§ Exercise goal: Would you transcribe the whole listing exactly, minus its pictures?

§ Supplied records:
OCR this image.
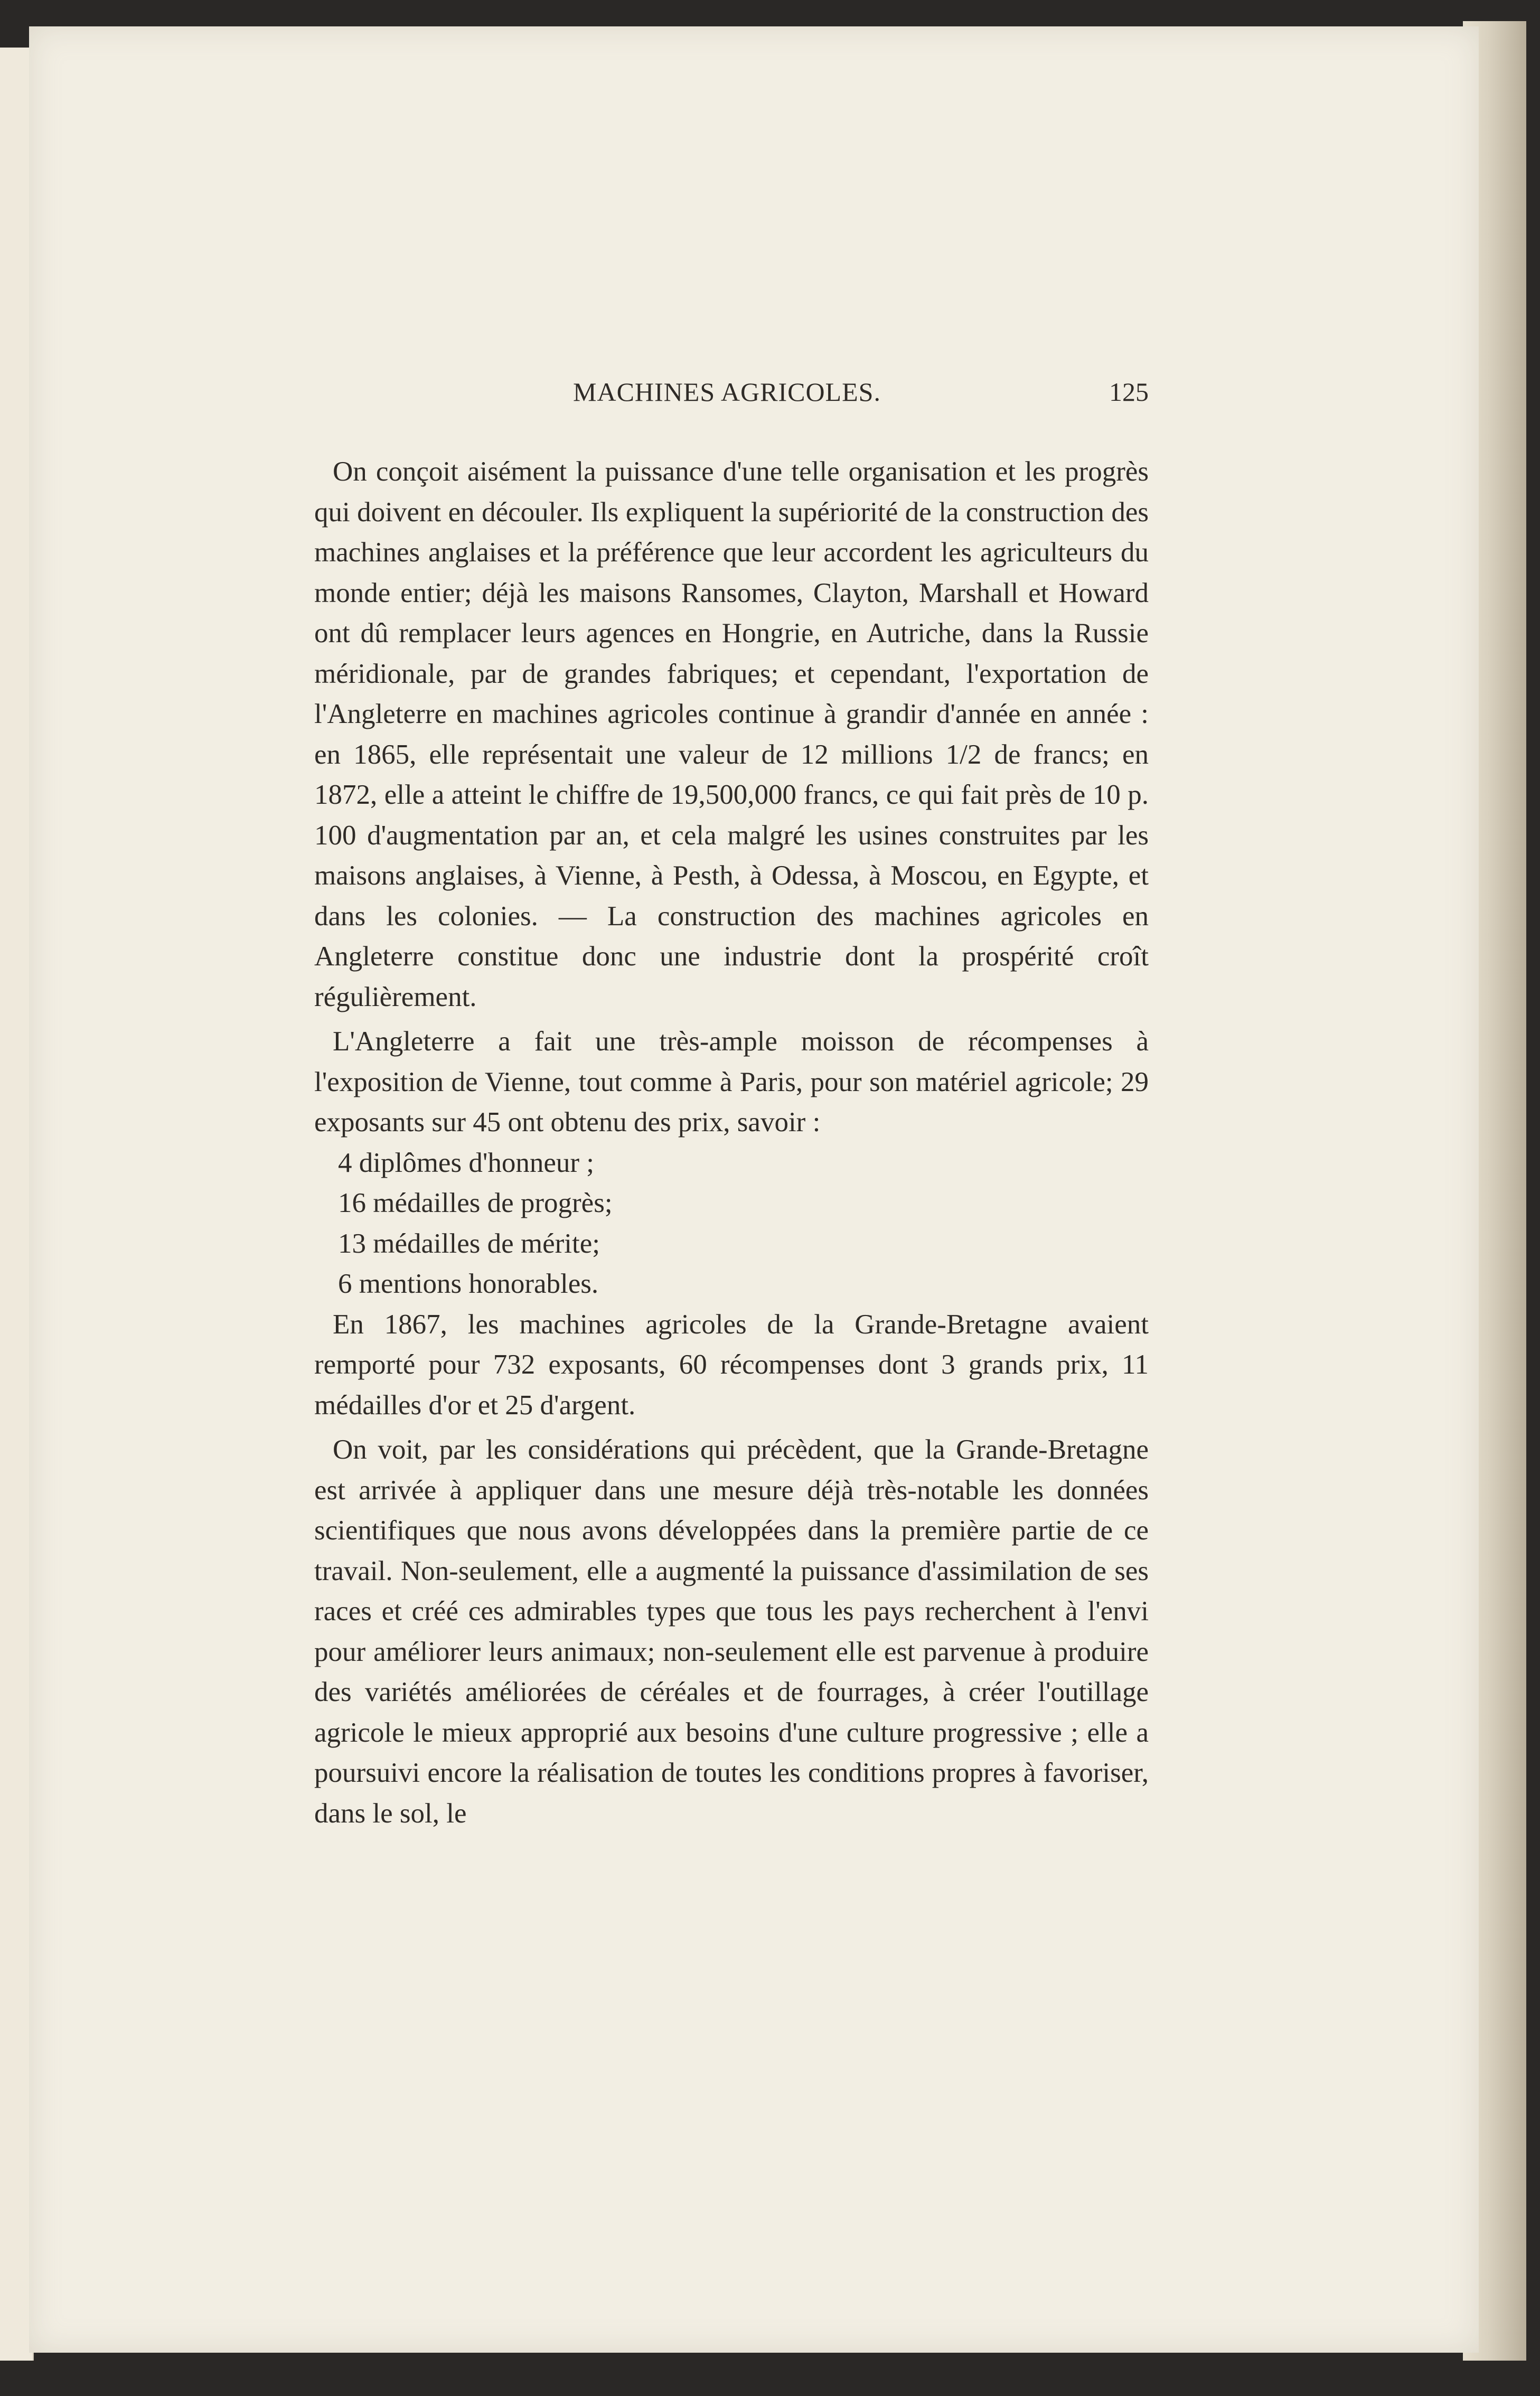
MACHINES AGRICOLES.	125

On conçoit aisément la puissance d'une telle organisation et les progrès qui doivent en découler. Ils expliquent la supériorité de la construction des machines anglaises et la préférence que leur accordent les agriculteurs du monde entier; déjà les maisons Ransomes, Clayton, Marshall et Howard ont dû remplacer leurs agences en Hongrie, en Autriche, dans la Russie méridionale, par de grandes fabriques; et cependant, l'exportation de l'Angleterre en machines agricoles continue à grandir d'année en année : en 1865, elle représentait une valeur de 12 millions 1/2 de francs; en 1872, elle a atteint le chiffre de 19,500,000 francs, ce qui fait près de 10 p. 100 d'augmentation par an, et cela malgré les usines construites par les maisons anglaises, à Vienne, à Pesth, à Odessa, à Moscou, en Egypte, et dans les colonies. — La construction des machines agricoles en Angleterre constitue donc une industrie dont la prospérité croît régulièrement.

L'Angleterre a fait une très-ample moisson de récompenses à l'exposition de Vienne, tout comme à Paris, pour son matériel agricole; 29 exposants sur 45 ont obtenu des prix, savoir :

4 diplômes d'honneur ;
16 médailles de progrès;
13 médailles de mérite;
6 mentions honorables.

En 1867, les machines agricoles de la Grande-Bretagne avaient remporté pour 732 exposants, 60 récompenses dont 3 grands prix, 11 médailles d'or et 25 d'argent.

On voit, par les considérations qui précèdent, que la Grande-Bretagne est arrivée à appliquer dans une mesure déjà très-notable les données scientifiques que nous avons développées dans la première partie de ce travail. Non-seulement, elle a augmenté la puissance d'assimilation de ses races et créé ces admirables types que tous les pays recherchent à l'envi pour améliorer leurs animaux; non-seulement elle est parvenue à produire des variétés améliorées de céréales et de fourrages, à créer l'outillage agricole le mieux approprié aux besoins d'une culture progressive ; elle a poursuivi encore la réalisation de toutes les conditions propres à favoriser, dans le sol, le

§ Response:
OCR this image.
MACHINES AGRICOLES.	125

On conçoit aisément la puissance d'une telle organisation et les progrès qui doivent en découler. Ils expliquent la supériorité de la construction des machines anglaises et la préférence que leur accordent les agriculteurs du monde entier; déjà les maisons Ransomes, Clayton, Marshall et Howard ont dû remplacer leurs agences en Hongrie, en Autriche, dans la Russie méridionale, par de grandes fabriques; et cependant, l'exportation de l'Angleterre en machines agricoles continue à grandir d'année en année : en 1865, elle représentait une valeur de 12 millions 1/2 de francs; en 1872, elle a atteint le chiffre de 19,500,000 francs, ce qui fait près de 10 p. 100 d'augmentation par an, et cela malgré les usines construites par les maisons anglaises, à Vienne, à Pesth, à Odessa, à Moscou, en Egypte, et dans les colonies. — La construction des machines agricoles en Angleterre constitue donc une industrie dont la prospérité croît régulièrement.

L'Angleterre a fait une très-ample moisson de récompenses à l'exposition de Vienne, tout comme à Paris, pour son matériel agricole; 29 exposants sur 45 ont obtenu des prix, savoir :

4 diplômes d'honneur ;
16 médailles de progrès;
13 médailles de mérite;
6 mentions honorables.

En 1867, les machines agricoles de la Grande-Bretagne avaient remporté pour 732 exposants, 60 récompenses dont 3 grands prix, 11 médailles d'or et 25 d'argent.

On voit, par les considérations qui précèdent, que la Grande-Bretagne est arrivée à appliquer dans une mesure déjà très-notable les données scientifiques que nous avons développées dans la première partie de ce travail. Non-seulement, elle a augmenté la puissance d'assimilation de ses races et créé ces admirables types que tous les pays recherchent à l'envi pour améliorer leurs animaux; non-seulement elle est parvenue à produire des variétés améliorées de céréales et de fourrages, à créer l'outillage agricole le mieux approprié aux besoins d'une culture progressive ; elle a poursuivi encore la réalisation de toutes les conditions propres à favoriser, dans le sol, le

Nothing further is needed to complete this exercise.